* STORED DATA
—————

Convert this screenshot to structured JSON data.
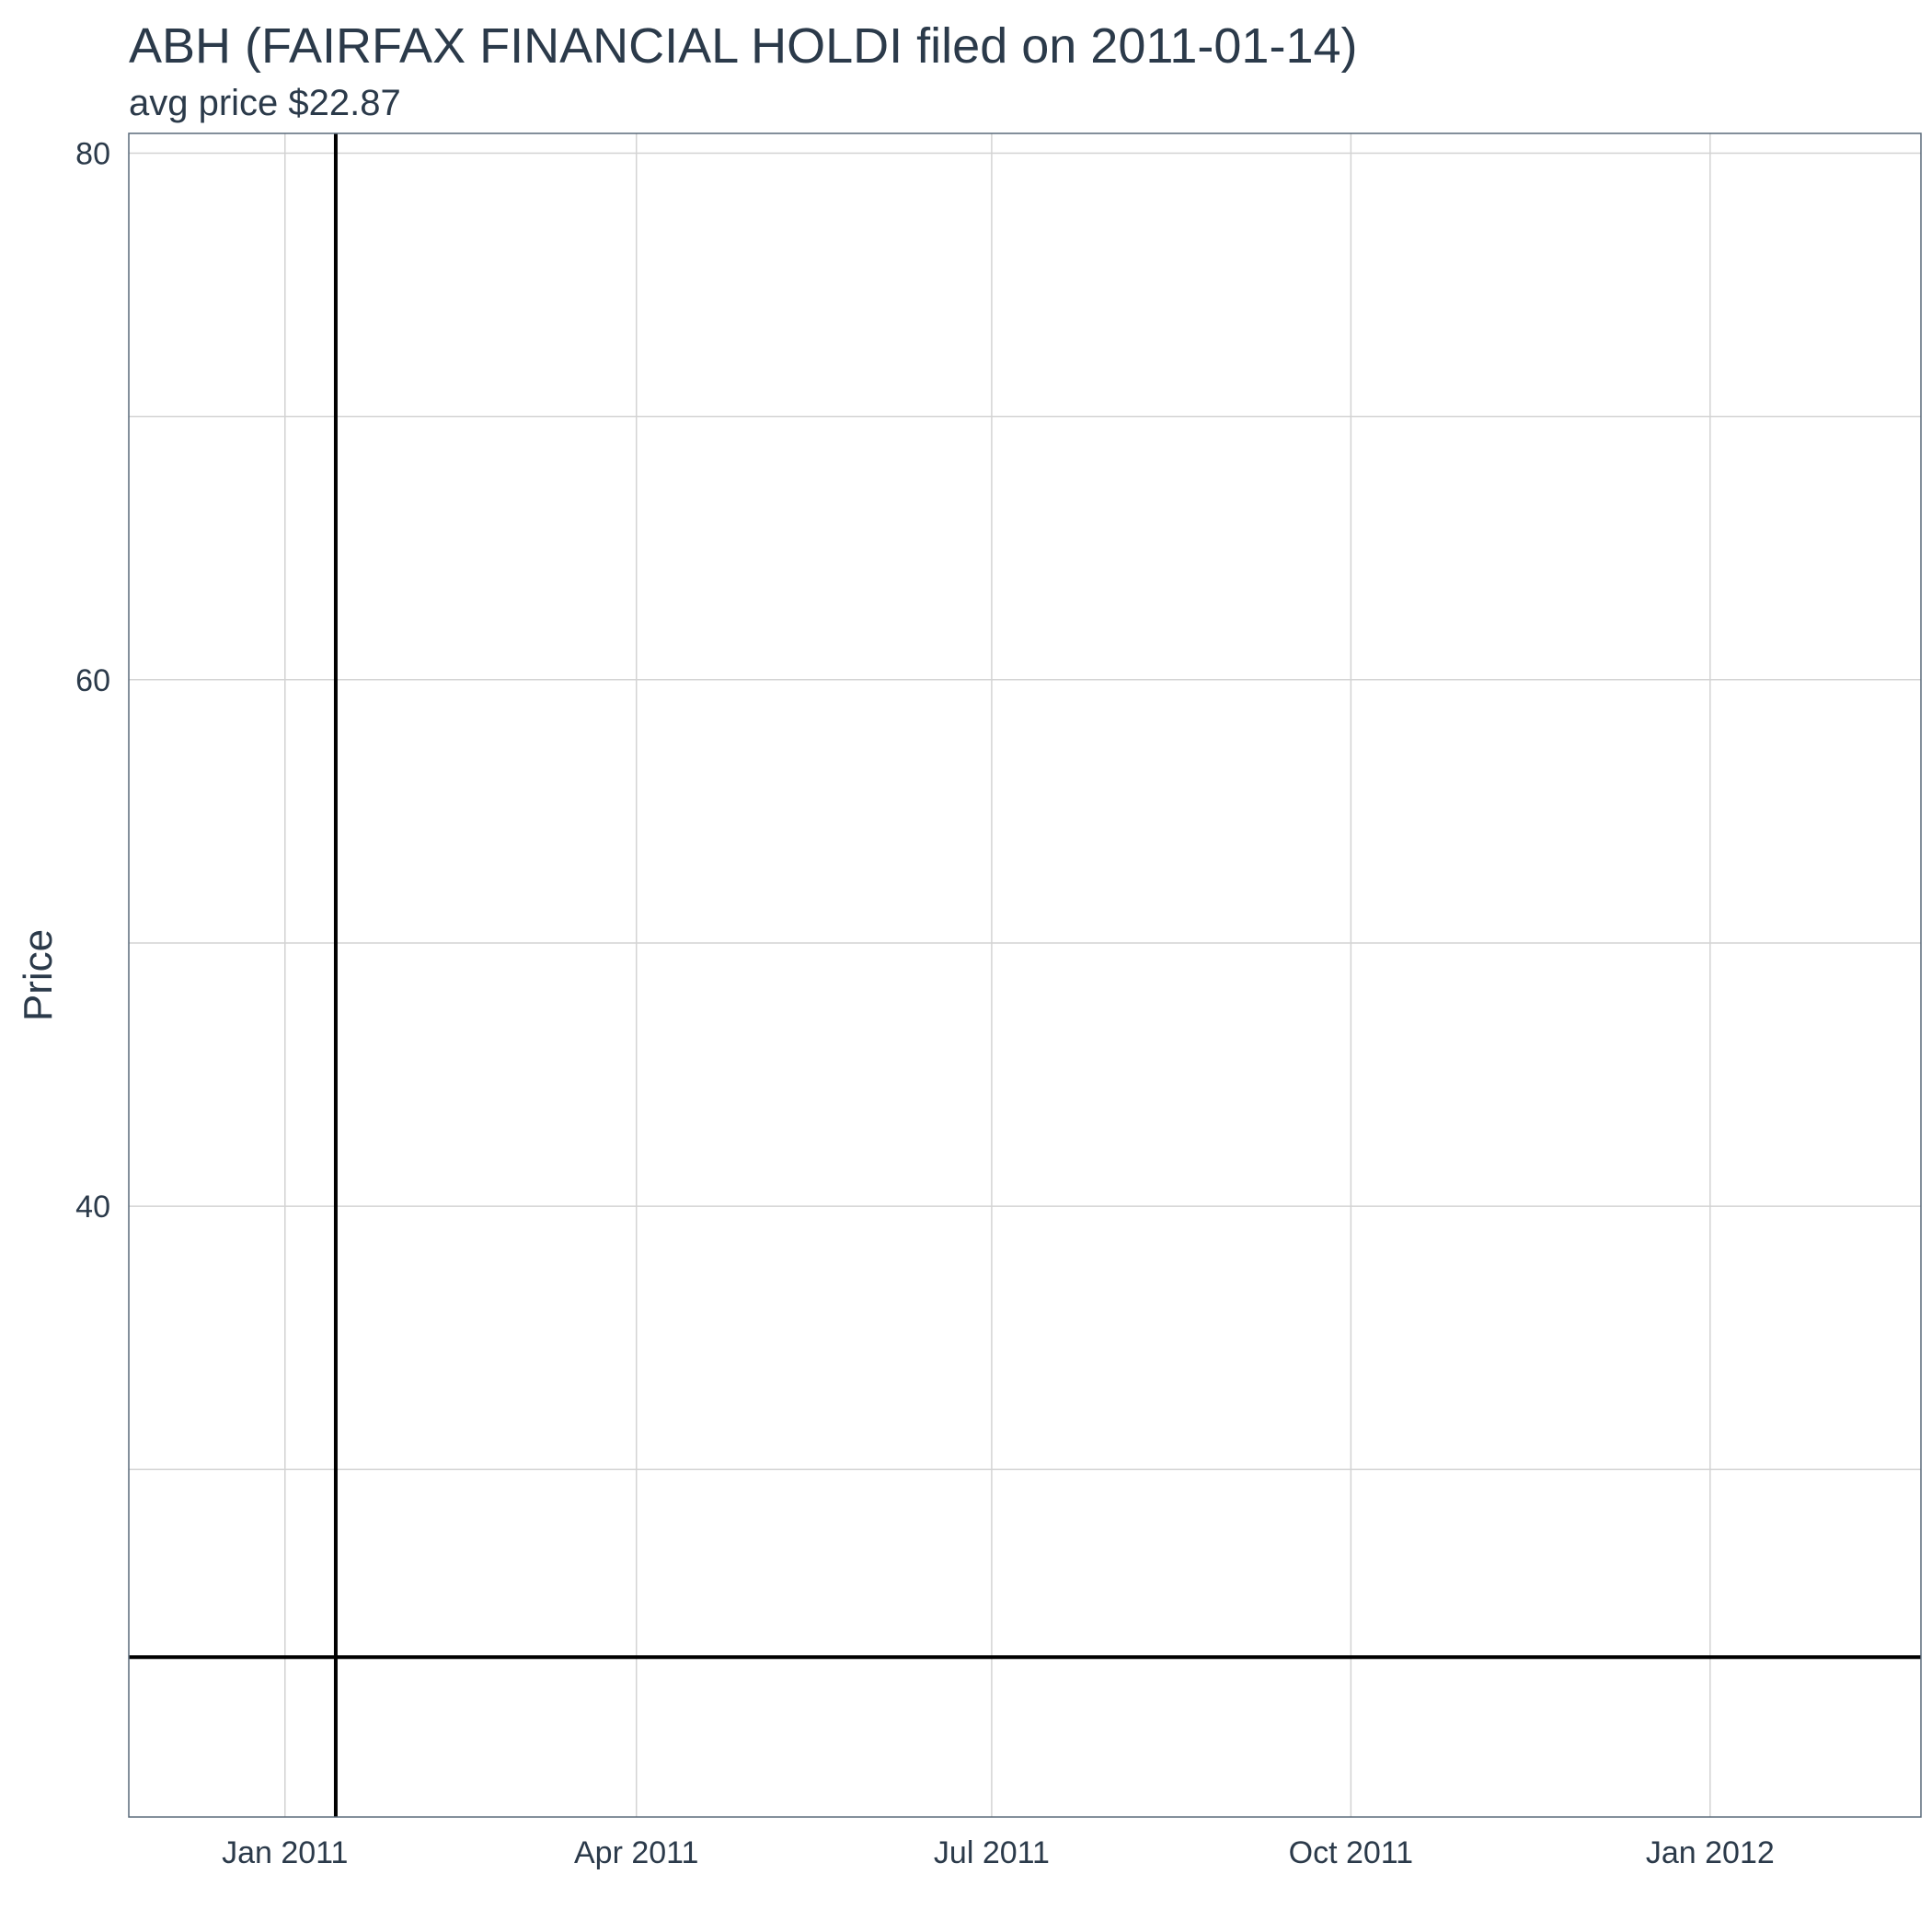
{
  "chart_data": {
    "type": "line",
    "title": "ABH (FAIRFAX FINANCIAL HOLDI filed on 2011-01-14)",
    "subtitle": "avg price $22.87",
    "xlabel": "",
    "ylabel": "Price",
    "xlim": [
      "2010-11-22",
      "2012-02-24"
    ],
    "ylim": [
      16.8,
      80.75
    ],
    "x_ticks": [
      "2011-01-01",
      "2011-04-01",
      "2011-07-01",
      "2011-10-01",
      "2012-01-01"
    ],
    "x_tick_labels": [
      "Jan 2011",
      "Apr 2011",
      "Jul 2011",
      "Oct 2011",
      "Jan 2012"
    ],
    "y_ticks": [
      80,
      60,
      40
    ],
    "y_tick_labels": [
      "80",
      "60",
      "40"
    ],
    "y_minor_grid": [
      70,
      50,
      30
    ],
    "grid": true,
    "series": [],
    "hlines": [
      {
        "y": 22.87
      }
    ],
    "vlines": [
      {
        "x": "2011-01-14"
      }
    ],
    "line_color": "#000000"
  }
}
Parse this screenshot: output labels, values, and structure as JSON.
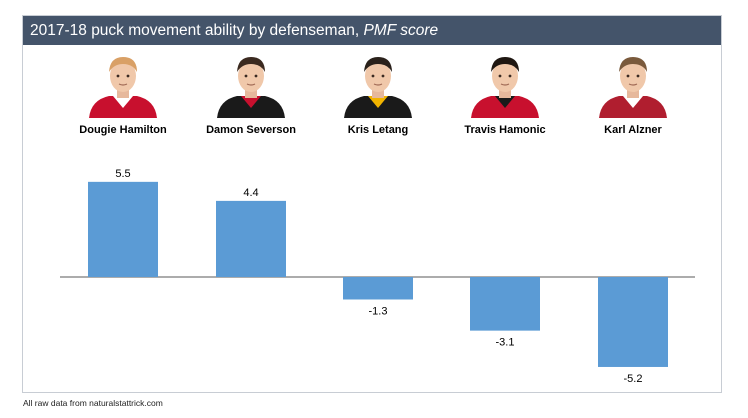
{
  "title": {
    "main": "2017-18 puck movement ability by defenseman, ",
    "metric": "PMF score"
  },
  "colors": {
    "title_bg": "#44546a",
    "bar": "#5b9bd5",
    "axis": "#595959",
    "jersey_red": "#c8102e",
    "jersey_black": "#1a1a1a"
  },
  "players": [
    {
      "name": "Dougie Hamilton",
      "hair": "#d9a066",
      "jersey": "#c8102e",
      "trim": "#ffffff"
    },
    {
      "name": "Damon Severson",
      "hair": "#3b2a20",
      "jersey": "#1a1a1a",
      "trim": "#c8102e"
    },
    {
      "name": "Kris Letang",
      "hair": "#2a211b",
      "jersey": "#1a1a1a",
      "trim": "#f2b400"
    },
    {
      "name": "Travis Hamonic",
      "hair": "#1f1712",
      "jersey": "#c8102e",
      "trim": "#1a1a1a"
    },
    {
      "name": "Karl Alzner",
      "hair": "#7a5a3c",
      "jersey": "#b01e2f",
      "trim": "#ffffff"
    }
  ],
  "chart_data": {
    "type": "bar",
    "title": "2017-18 puck movement ability by defenseman, PMF score",
    "categories": [
      "Dougie Hamilton",
      "Damon Severson",
      "Kris Letang",
      "Travis Hamonic",
      "Karl Alzner"
    ],
    "values": [
      5.5,
      4.4,
      -1.3,
      -3.1,
      -5.2
    ],
    "labels": [
      "5.5",
      "4.4",
      "-1.3",
      "-3.1",
      "-5.2"
    ],
    "xlabel": "",
    "ylabel": "",
    "ylim": [
      -5.2,
      5.5
    ],
    "grid": false,
    "legend": "none"
  },
  "footnote": "All raw data from naturalstattrick.com"
}
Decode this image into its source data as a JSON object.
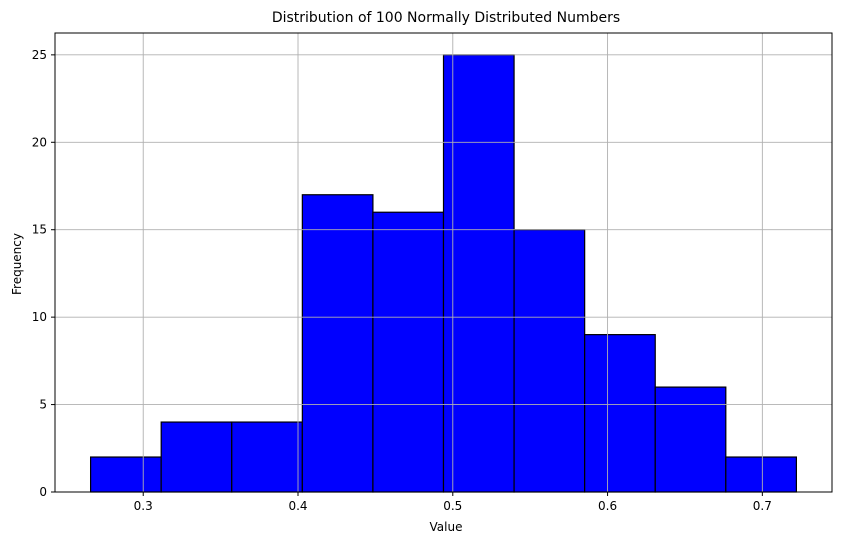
{
  "chart_data": {
    "type": "bar",
    "title": "Distribution of 100 Normally Distributed Numbers",
    "xlabel": "Value",
    "ylabel": "Frequency",
    "bin_edges": [
      0.266,
      0.3116,
      0.3572,
      0.4028,
      0.4484,
      0.494,
      0.5396,
      0.5852,
      0.6308,
      0.6764,
      0.722
    ],
    "values": [
      2,
      4,
      4,
      17,
      16,
      25,
      15,
      9,
      6,
      2
    ],
    "xlim": [
      0.243,
      0.745
    ],
    "ylim": [
      0,
      26.25
    ],
    "xticks": [
      0.3,
      0.4,
      0.5,
      0.6,
      0.7
    ],
    "xtick_labels": [
      "0.3",
      "0.4",
      "0.5",
      "0.6",
      "0.7"
    ],
    "yticks": [
      0,
      5,
      10,
      15,
      20,
      25
    ],
    "ytick_labels": [
      "0",
      "5",
      "10",
      "15",
      "20",
      "25"
    ],
    "grid": true,
    "bar_color": "#0000ff",
    "edge_color": "#000000",
    "grid_color": "#b0b0b0"
  }
}
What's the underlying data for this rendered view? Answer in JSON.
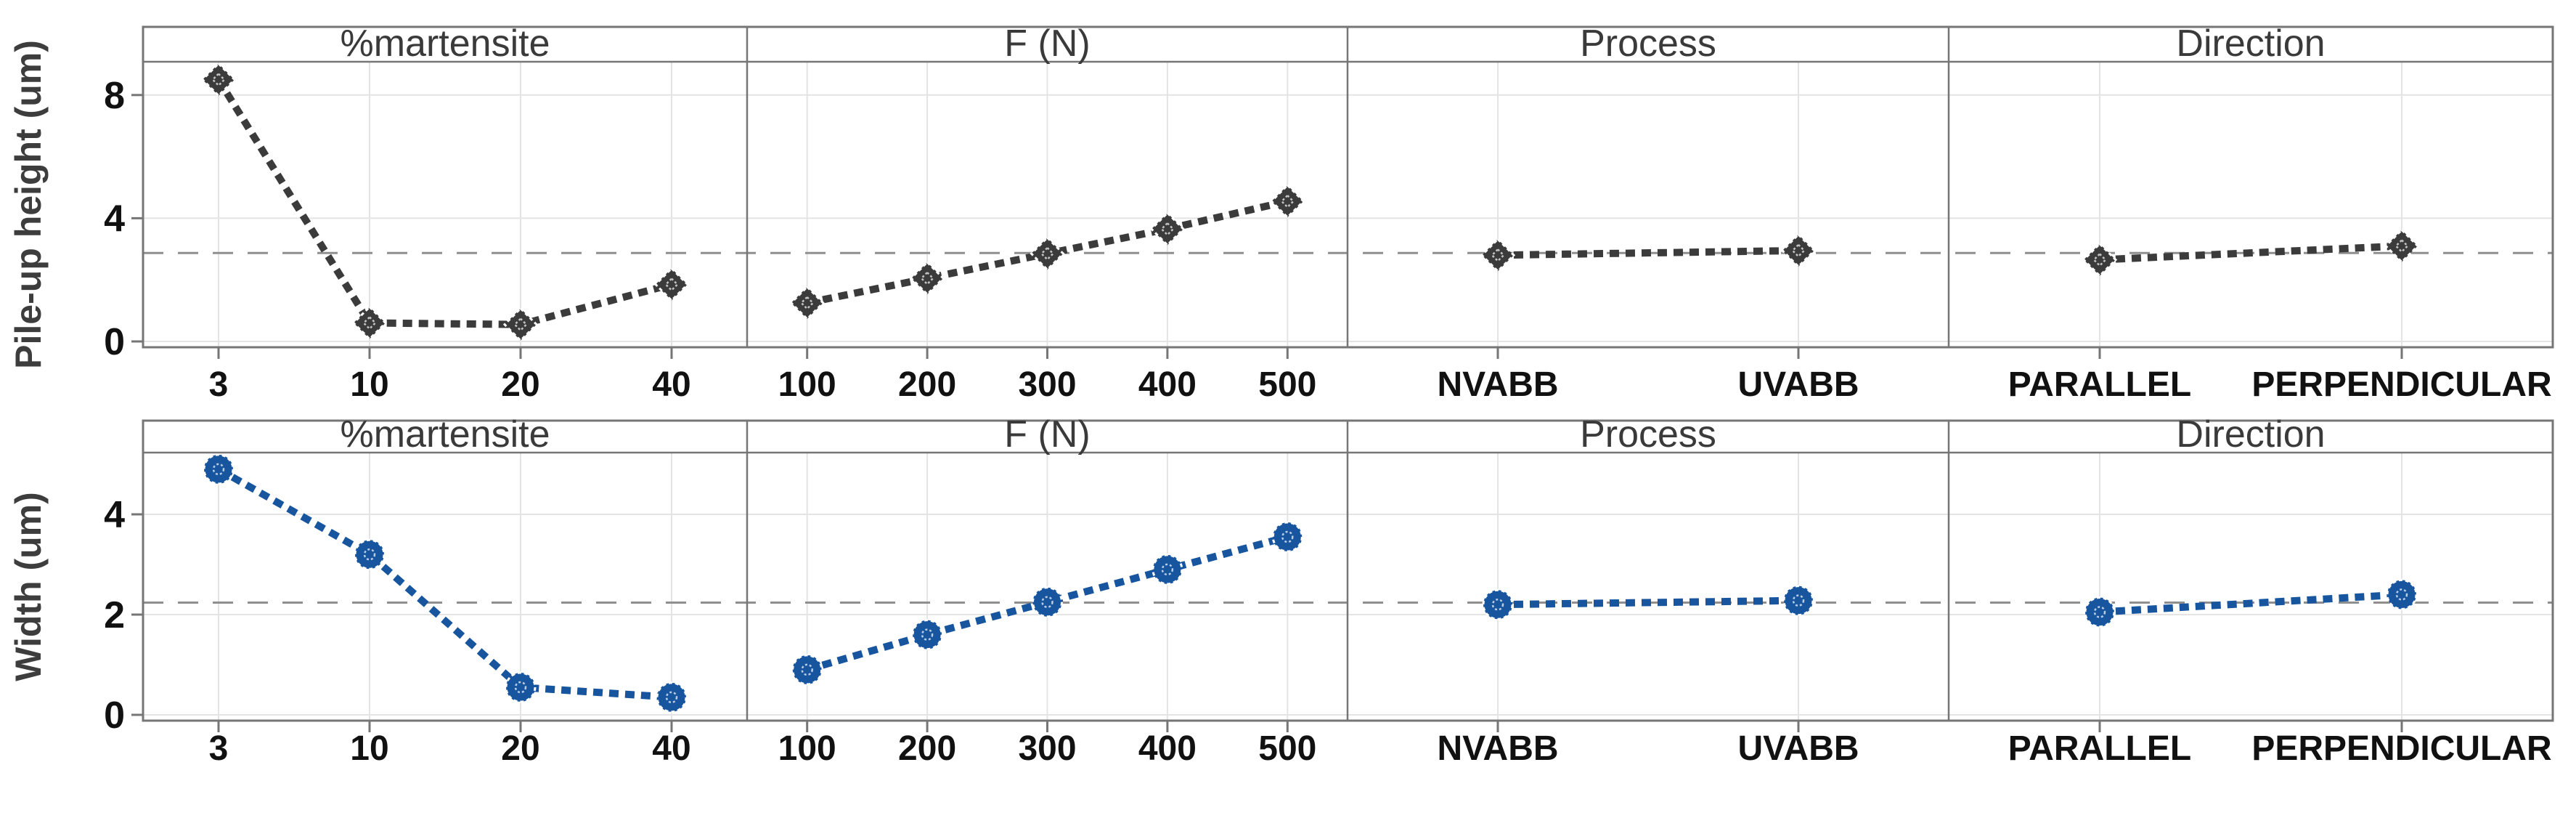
{
  "figure": {
    "kind": "main-effects-plot",
    "rows_count": 2,
    "panels_per_row": 4
  },
  "colors": {
    "background": "#ffffff",
    "frame": "#767676",
    "gridline": "#e4e4e4",
    "mean_line": "#8f8f8f",
    "tick_text": "#111111",
    "header_text": "#3a3a3a",
    "axis_title_text": "#3d3d3d",
    "series_dark": "#3b3b3b",
    "series_blue": "#17559f"
  },
  "chart_data": {
    "type": "line",
    "title": "",
    "legend_position": "none",
    "grid": true,
    "mean_line_style": "dashed",
    "rows": [
      {
        "ylabel": "Pile-up height (um)",
        "yticks": [
          0,
          4,
          8
        ],
        "ylim": [
          -0.19,
          9.08
        ],
        "grand_mean": 2.87,
        "series_color": "#3b3b3b",
        "marker": "diamond",
        "panels": [
          {
            "label": "%martensite",
            "categories": [
              "3",
              "10",
              "20",
              "40"
            ],
            "values": [
              8.5,
              0.6,
              0.55,
              1.85
            ]
          },
          {
            "label": "F (N)",
            "categories": [
              "100",
              "200",
              "300",
              "400",
              "500"
            ],
            "values": [
              1.25,
              2.05,
              2.85,
              3.65,
              4.55
            ]
          },
          {
            "label": "Process",
            "categories": [
              "NVABB",
              "UVABB"
            ],
            "values": [
              2.8,
              2.95
            ]
          },
          {
            "label": "Direction",
            "categories": [
              "PARALLEL",
              "PERPENDICULAR"
            ],
            "values": [
              2.65,
              3.1
            ]
          }
        ]
      },
      {
        "ylabel": "Width (um)",
        "yticks": [
          0,
          2,
          4
        ],
        "ylim": [
          -0.12,
          5.23
        ],
        "grand_mean": 2.24,
        "series_color": "#17559f",
        "marker": "circle",
        "panels": [
          {
            "label": "%martensite",
            "categories": [
              "3",
              "10",
              "20",
              "40"
            ],
            "values": [
              4.9,
              3.2,
              0.55,
              0.35
            ]
          },
          {
            "label": "F (N)",
            "categories": [
              "100",
              "200",
              "300",
              "400",
              "500"
            ],
            "values": [
              0.9,
              1.6,
              2.25,
              2.9,
              3.55
            ]
          },
          {
            "label": "Process",
            "categories": [
              "NVABB",
              "UVABB"
            ],
            "values": [
              2.2,
              2.28
            ]
          },
          {
            "label": "Direction",
            "categories": [
              "PARALLEL",
              "PERPENDICULAR"
            ],
            "values": [
              2.05,
              2.4
            ]
          }
        ]
      }
    ]
  }
}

—————

* WHAT NEEDS TO BE DONE
Using the listing above, show every line that includes the string "Damon".

* REPLY
      "name": "Damon Severson",
      "Damon Severson",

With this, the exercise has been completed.